— CHALLENGE —
Transcribe everything in the data word for word. Pictures are left out.

-- RECORD LIST start --

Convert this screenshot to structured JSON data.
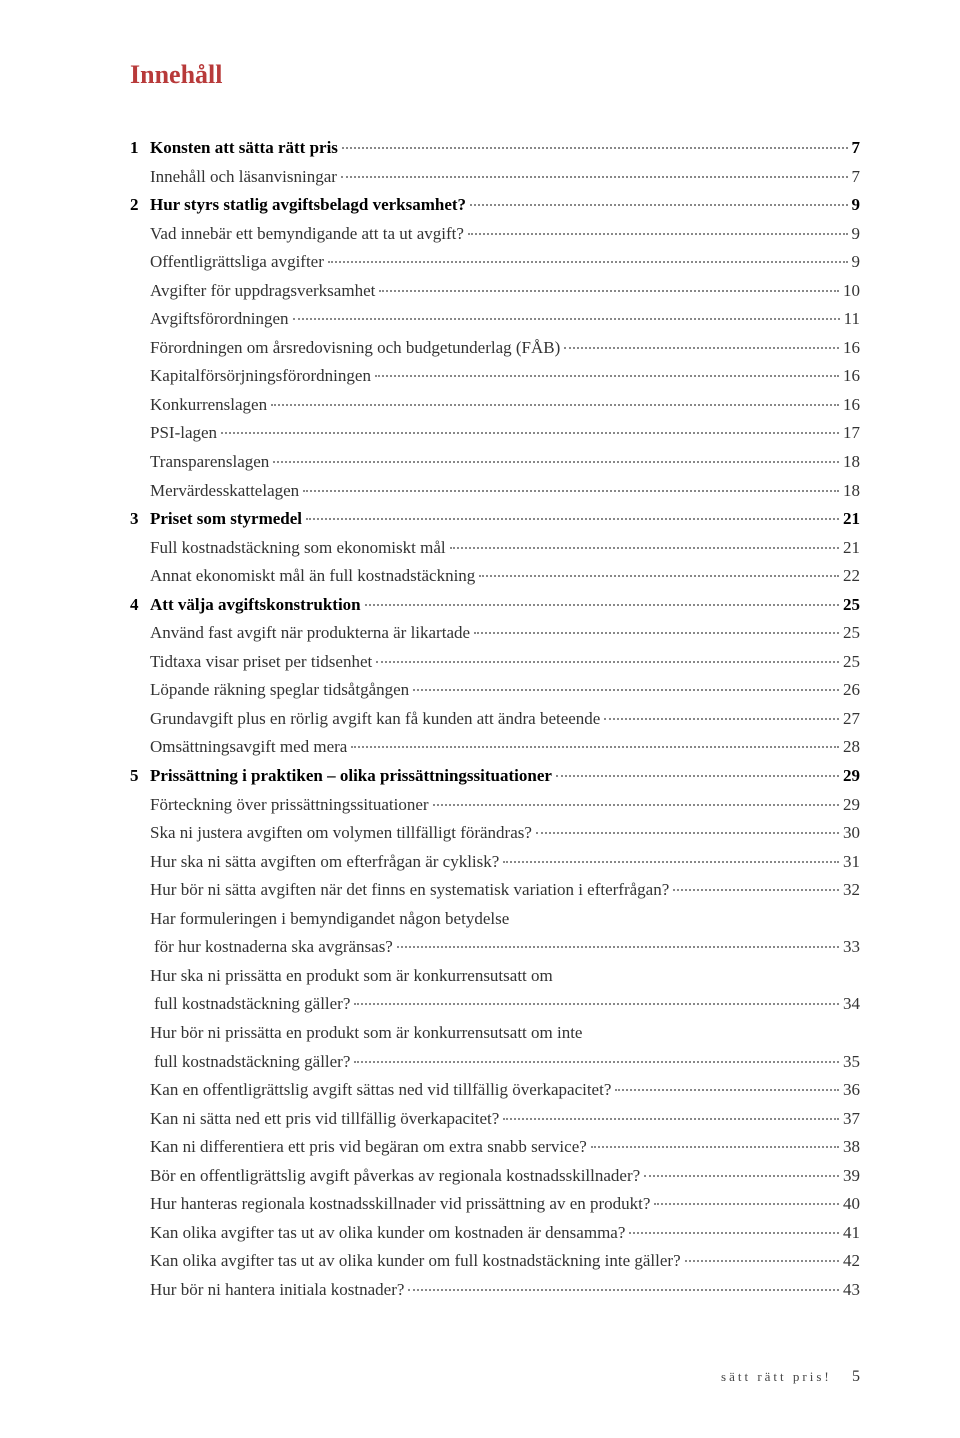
{
  "title": "Innehåll",
  "footer_label": "sätt rätt pris!",
  "footer_page": "5",
  "styling": {
    "title_color": "#b83a3a",
    "text_color": "#333333",
    "bold_color": "#000000",
    "leader_color": "#888888",
    "background_color": "#ffffff",
    "body_fontsize": 17,
    "title_fontsize": 26,
    "line_height": 1.68
  },
  "entries": [
    {
      "num": "1",
      "label": "Konsten att sätta rätt pris",
      "page": "7",
      "bold": true,
      "indent": 0
    },
    {
      "num": "",
      "label": "Innehåll och läsanvisningar",
      "page": "7",
      "bold": false,
      "indent": 0
    },
    {
      "num": "2",
      "label": "Hur styrs statlig avgiftsbelagd verksamhet?",
      "page": "9",
      "bold": true,
      "indent": 0
    },
    {
      "num": "",
      "label": "Vad innebär ett bemyndigande att ta ut avgift?",
      "page": "9",
      "bold": false,
      "indent": 0
    },
    {
      "num": "",
      "label": "Offentligrättsliga avgifter",
      "page": "9",
      "bold": false,
      "indent": 0
    },
    {
      "num": "",
      "label": "Avgifter för uppdragsverksamhet",
      "page": "10",
      "bold": false,
      "indent": 0
    },
    {
      "num": "",
      "label": "Avgiftsförordningen",
      "page": "11",
      "bold": false,
      "indent": 0
    },
    {
      "num": "",
      "label": "Förordningen om årsredovisning och budgetunderlag (FÅB)",
      "page": "16",
      "bold": false,
      "indent": 0
    },
    {
      "num": "",
      "label": "Kapitalförsörjningsförordningen",
      "page": "16",
      "bold": false,
      "indent": 0
    },
    {
      "num": "",
      "label": "Konkurrenslagen",
      "page": "16",
      "bold": false,
      "indent": 0
    },
    {
      "num": "",
      "label": "PSI-lagen",
      "page": "17",
      "bold": false,
      "indent": 0
    },
    {
      "num": "",
      "label": "Transparenslagen",
      "page": "18",
      "bold": false,
      "indent": 0
    },
    {
      "num": "",
      "label": "Mervärdesskattelagen",
      "page": "18",
      "bold": false,
      "indent": 0
    },
    {
      "num": "3",
      "label": "Priset som styrmedel",
      "page": "21",
      "bold": true,
      "indent": 0
    },
    {
      "num": "",
      "label": "Full kostnadstäckning som ekonomiskt mål",
      "page": "21",
      "bold": false,
      "indent": 0
    },
    {
      "num": "",
      "label": "Annat ekonomiskt mål än full kostnadstäckning",
      "page": "22",
      "bold": false,
      "indent": 0
    },
    {
      "num": "4",
      "label": "Att välja avgiftskonstruktion",
      "page": "25",
      "bold": true,
      "indent": 0
    },
    {
      "num": "",
      "label": "Använd fast avgift när produkterna är likartade",
      "page": "25",
      "bold": false,
      "indent": 0
    },
    {
      "num": "",
      "label": "Tidtaxa visar priset per tidsenhet",
      "page": "25",
      "bold": false,
      "indent": 0
    },
    {
      "num": "",
      "label": "Löpande räkning speglar tidsåtgången",
      "page": "26",
      "bold": false,
      "indent": 0
    },
    {
      "num": "",
      "label": "Grundavgift plus en rörlig avgift kan få kunden att ändra beteende",
      "page": "27",
      "bold": false,
      "indent": 0
    },
    {
      "num": "",
      "label": "Omsättningsavgift med mera",
      "page": "28",
      "bold": false,
      "indent": 0
    },
    {
      "num": "5",
      "label": "Prissättning i praktiken – olika prissättningssituationer",
      "page": "29",
      "bold": true,
      "indent": 0
    },
    {
      "num": "",
      "label": "Förteckning över prissättningssituationer",
      "page": "29",
      "bold": false,
      "indent": 0
    },
    {
      "num": "",
      "label": "Ska ni justera avgiften om volymen tillfälligt förändras?",
      "page": "30",
      "bold": false,
      "indent": 0
    },
    {
      "num": "",
      "label": "Hur ska ni sätta avgiften om efterfrågan är cyklisk?",
      "page": "31",
      "bold": false,
      "indent": 0
    },
    {
      "num": "",
      "label": "Hur bör ni sätta avgiften när det finns en systematisk variation i efterfrågan?",
      "page": "32",
      "bold": false,
      "indent": 0
    },
    {
      "num": "",
      "label": "Har formuleringen i bemyndigandet någon betydelse",
      "page": "",
      "bold": false,
      "indent": 0,
      "noleader": true
    },
    {
      "num": "",
      "label": "för hur kostnaderna ska avgränsas?",
      "page": "33",
      "bold": false,
      "indent": 1
    },
    {
      "num": "",
      "label": "Hur ska ni prissätta en produkt som är konkurrensutsatt om",
      "page": "",
      "bold": false,
      "indent": 0,
      "noleader": true
    },
    {
      "num": "",
      "label": "full kostnadstäckning gäller?",
      "page": "34",
      "bold": false,
      "indent": 1
    },
    {
      "num": "",
      "label": "Hur bör ni prissätta en produkt som är konkurrensutsatt om inte",
      "page": "",
      "bold": false,
      "indent": 0,
      "noleader": true
    },
    {
      "num": "",
      "label": "full kostnadstäckning gäller?",
      "page": "35",
      "bold": false,
      "indent": 1
    },
    {
      "num": "",
      "label": "Kan en offentligrättslig avgift sättas ned vid tillfällig överkapacitet?",
      "page": "36",
      "bold": false,
      "indent": 0
    },
    {
      "num": "",
      "label": "Kan ni sätta ned ett pris vid tillfällig överkapacitet?",
      "page": "37",
      "bold": false,
      "indent": 0
    },
    {
      "num": "",
      "label": "Kan ni differentiera ett pris vid begäran om extra snabb service?",
      "page": "38",
      "bold": false,
      "indent": 0
    },
    {
      "num": "",
      "label": "Bör en offentligrättslig avgift påverkas av regionala kostnadsskillnader?",
      "page": "39",
      "bold": false,
      "indent": 0
    },
    {
      "num": "",
      "label": "Hur hanteras regionala kostnadsskillnader vid prissättning av en produkt?",
      "page": "40",
      "bold": false,
      "indent": 0
    },
    {
      "num": "",
      "label": "Kan olika avgifter tas ut av olika kunder om kostnaden är densamma?",
      "page": "41",
      "bold": false,
      "indent": 0
    },
    {
      "num": "",
      "label": "Kan olika avgifter tas ut av olika kunder om full kostnadstäckning inte gäller?",
      "page": "42",
      "bold": false,
      "indent": 0
    },
    {
      "num": "",
      "label": "Hur bör ni hantera initiala kostnader?",
      "page": "43",
      "bold": false,
      "indent": 0
    }
  ]
}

-- RECORD LIST end --

— TASK RESPONSE —
Convert this screenshot to structured JSON data.
{
  "title": "Innehåll",
  "footer_label": "sätt rätt pris!",
  "footer_page": "5",
  "styling": {
    "title_color": "#b83a3a",
    "text_color": "#333333",
    "bold_color": "#000000",
    "leader_color": "#888888",
    "background_color": "#ffffff",
    "body_fontsize": 17,
    "title_fontsize": 26,
    "line_height": 1.68
  },
  "entries": [
    {
      "num": "1",
      "label": "Konsten att sätta rätt pris",
      "page": "7",
      "bold": true,
      "indent": 0
    },
    {
      "num": "",
      "label": "Innehåll och läsanvisningar",
      "page": "7",
      "bold": false,
      "indent": 0
    },
    {
      "num": "2",
      "label": "Hur styrs statlig avgiftsbelagd verksamhet?",
      "page": "9",
      "bold": true,
      "indent": 0
    },
    {
      "num": "",
      "label": "Vad innebär ett bemyndigande att ta ut avgift?",
      "page": "9",
      "bold": false,
      "indent": 0
    },
    {
      "num": "",
      "label": "Offentligrättsliga avgifter",
      "page": "9",
      "bold": false,
      "indent": 0
    },
    {
      "num": "",
      "label": "Avgifter för uppdragsverksamhet",
      "page": "10",
      "bold": false,
      "indent": 0
    },
    {
      "num": "",
      "label": "Avgiftsförordningen",
      "page": "11",
      "bold": false,
      "indent": 0
    },
    {
      "num": "",
      "label": "Förordningen om årsredovisning och budgetunderlag (FÅB)",
      "page": "16",
      "bold": false,
      "indent": 0
    },
    {
      "num": "",
      "label": "Kapitalförsörjningsförordningen",
      "page": "16",
      "bold": false,
      "indent": 0
    },
    {
      "num": "",
      "label": "Konkurrenslagen",
      "page": "16",
      "bold": false,
      "indent": 0
    },
    {
      "num": "",
      "label": "PSI-lagen",
      "page": "17",
      "bold": false,
      "indent": 0
    },
    {
      "num": "",
      "label": "Transparenslagen",
      "page": "18",
      "bold": false,
      "indent": 0
    },
    {
      "num": "",
      "label": "Mervärdesskattelagen",
      "page": "18",
      "bold": false,
      "indent": 0
    },
    {
      "num": "3",
      "label": "Priset som styrmedel",
      "page": "21",
      "bold": true,
      "indent": 0
    },
    {
      "num": "",
      "label": "Full kostnadstäckning som ekonomiskt mål",
      "page": "21",
      "bold": false,
      "indent": 0
    },
    {
      "num": "",
      "label": "Annat ekonomiskt mål än full kostnadstäckning",
      "page": "22",
      "bold": false,
      "indent": 0
    },
    {
      "num": "4",
      "label": "Att välja avgiftskonstruktion",
      "page": "25",
      "bold": true,
      "indent": 0
    },
    {
      "num": "",
      "label": "Använd fast avgift när produkterna är likartade",
      "page": "25",
      "bold": false,
      "indent": 0
    },
    {
      "num": "",
      "label": "Tidtaxa visar priset per tidsenhet",
      "page": "25",
      "bold": false,
      "indent": 0
    },
    {
      "num": "",
      "label": "Löpande räkning speglar tidsåtgången",
      "page": "26",
      "bold": false,
      "indent": 0
    },
    {
      "num": "",
      "label": "Grundavgift plus en rörlig avgift kan få kunden att ändra beteende",
      "page": "27",
      "bold": false,
      "indent": 0
    },
    {
      "num": "",
      "label": "Omsättningsavgift med mera",
      "page": "28",
      "bold": false,
      "indent": 0
    },
    {
      "num": "5",
      "label": "Prissättning i praktiken – olika prissättningssituationer",
      "page": "29",
      "bold": true,
      "indent": 0
    },
    {
      "num": "",
      "label": "Förteckning över prissättningssituationer",
      "page": "29",
      "bold": false,
      "indent": 0
    },
    {
      "num": "",
      "label": "Ska ni justera avgiften om volymen tillfälligt förändras?",
      "page": "30",
      "bold": false,
      "indent": 0
    },
    {
      "num": "",
      "label": "Hur ska ni sätta avgiften om efterfrågan är cyklisk?",
      "page": "31",
      "bold": false,
      "indent": 0
    },
    {
      "num": "",
      "label": "Hur bör ni sätta avgiften när det finns en systematisk variation i efterfrågan?",
      "page": "32",
      "bold": false,
      "indent": 0
    },
    {
      "num": "",
      "label": "Har formuleringen i bemyndigandet någon betydelse",
      "page": "",
      "bold": false,
      "indent": 0,
      "noleader": true
    },
    {
      "num": "",
      "label": "för hur kostnaderna ska avgränsas?",
      "page": "33",
      "bold": false,
      "indent": 1
    },
    {
      "num": "",
      "label": "Hur ska ni prissätta en produkt som är konkurrensutsatt om",
      "page": "",
      "bold": false,
      "indent": 0,
      "noleader": true
    },
    {
      "num": "",
      "label": "full kostnadstäckning gäller?",
      "page": "34",
      "bold": false,
      "indent": 1
    },
    {
      "num": "",
      "label": "Hur bör ni prissätta en produkt som är konkurrensutsatt om inte",
      "page": "",
      "bold": false,
      "indent": 0,
      "noleader": true
    },
    {
      "num": "",
      "label": "full kostnadstäckning gäller?",
      "page": "35",
      "bold": false,
      "indent": 1
    },
    {
      "num": "",
      "label": "Kan en offentligrättslig avgift sättas ned vid tillfällig överkapacitet?",
      "page": "36",
      "bold": false,
      "indent": 0
    },
    {
      "num": "",
      "label": "Kan ni sätta ned ett pris vid tillfällig överkapacitet?",
      "page": "37",
      "bold": false,
      "indent": 0
    },
    {
      "num": "",
      "label": "Kan ni differentiera ett pris vid begäran om extra snabb service?",
      "page": "38",
      "bold": false,
      "indent": 0
    },
    {
      "num": "",
      "label": "Bör en offentligrättslig avgift påverkas av regionala kostnadsskillnader?",
      "page": "39",
      "bold": false,
      "indent": 0
    },
    {
      "num": "",
      "label": "Hur hanteras regionala kostnadsskillnader vid prissättning av en produkt?",
      "page": "40",
      "bold": false,
      "indent": 0
    },
    {
      "num": "",
      "label": "Kan olika avgifter tas ut av olika kunder om kostnaden är densamma?",
      "page": "41",
      "bold": false,
      "indent": 0
    },
    {
      "num": "",
      "label": "Kan olika avgifter tas ut av olika kunder om full kostnadstäckning inte gäller?",
      "page": "42",
      "bold": false,
      "indent": 0
    },
    {
      "num": "",
      "label": "Hur bör ni hantera initiala kostnader?",
      "page": "43",
      "bold": false,
      "indent": 0
    }
  ]
}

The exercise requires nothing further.